— Start Working data —

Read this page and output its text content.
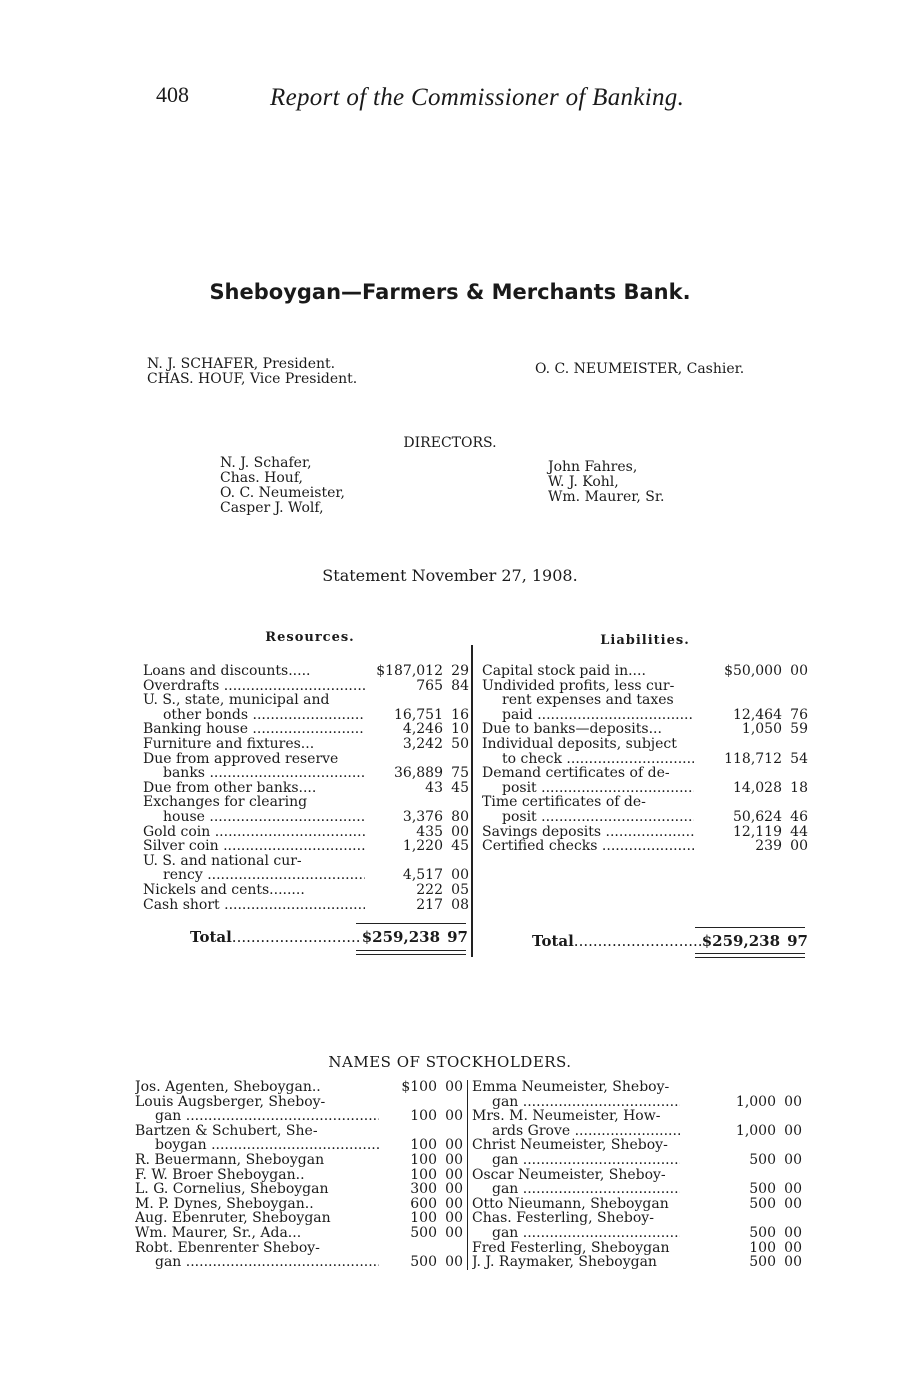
408	Report of the Commissioner of Banking.
Sheboygan—Farmers & Merchants Bank.
N. J. SCHAFER, President.
CHAS. HOUF, Vice President.
O. C. NEUMEISTER, Cashier.
DIRECTORS.
N. J. Schafer,
Chas. Houf,
O. C. Neumeister,
Casper J. Wolf,
John Fahres,
W. J. Kohl,
Wm. Maurer, Sr.
Statement November 27, 1908.
Resources.	Liabilities.
Loans and discounts.....	$187,012 29
Overdrafts .....	765 84
U. S., state, municipal and
other bonds .....	16,751 16
Banking house .....	4,246 10
Furniture and fixtures...	3,242 50
Due from approved reserve
banks .....	36,889 75
Due from other banks....	43 45
Exchanges for clearing
house .....	3,376 80
Gold coin .....	435 00
Silver coin .....	1,220 45
U. S. and national cur-
rency .....	4,517 00
Nickels and cents........	222 05
Cash short .....	217 08
Capital stock paid in....	$50,000 00
Undivided profits, less cur-
rent expenses and taxes
paid .....	12,464 76
Due to banks—deposits...	1,050 59
Individual deposits, subject
to check .....	118,712 54
Demand certificates of de-
posit .....	14,028 18
Time certificates of de-
posit .....	50,624 46
Savings deposits .....	12,119 44
Certified checks .....	239 00
Total .....	$259,238 97	Total .....	$259,238 97
NAMES OF STOCKHOLDERS.
Jos. Agenten, Sheboygan..	$100 00
Louis Augsberger, Sheboy-
gan .....	100 00
Bartzen & Schubert, She-
boygan .....	100 00
R. Beuermann, Sheboygan	100 00
F. W. Broer Sheboygan..	100 00
L. G. Cornelius, Sheboygan	300 00
M. P. Dynes, Sheboygan..	600 00
Aug. Ebenruter, Sheboygan	100 00
Wm. Maurer, Sr., Ada...	500 00
Robt. Ebenrenter Sheboy-
gan .....	500 00
Emma Neumeister, Sheboy-
gan .....	1,000 00
Mrs. M. Neumeister, How-
ards Grove .....	1,000 00
Christ Neumeister, Sheboy-
gan .....	500 00
Oscar Neumeister, Sheboy-
gan .....	500 00
Otto Nieumann, Sheboygan	500 00
Chas. Festerling, Sheboy-
gan .....	500 00
Fred Festerling, Sheboygan	100 00
J. J. Raymaker, Sheboygan	500 00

— End Working data —

→ **Problem details**
Of all the lines above, how many contain the word "Banking"? Answer with only the number.

→ **Reply to the task**
2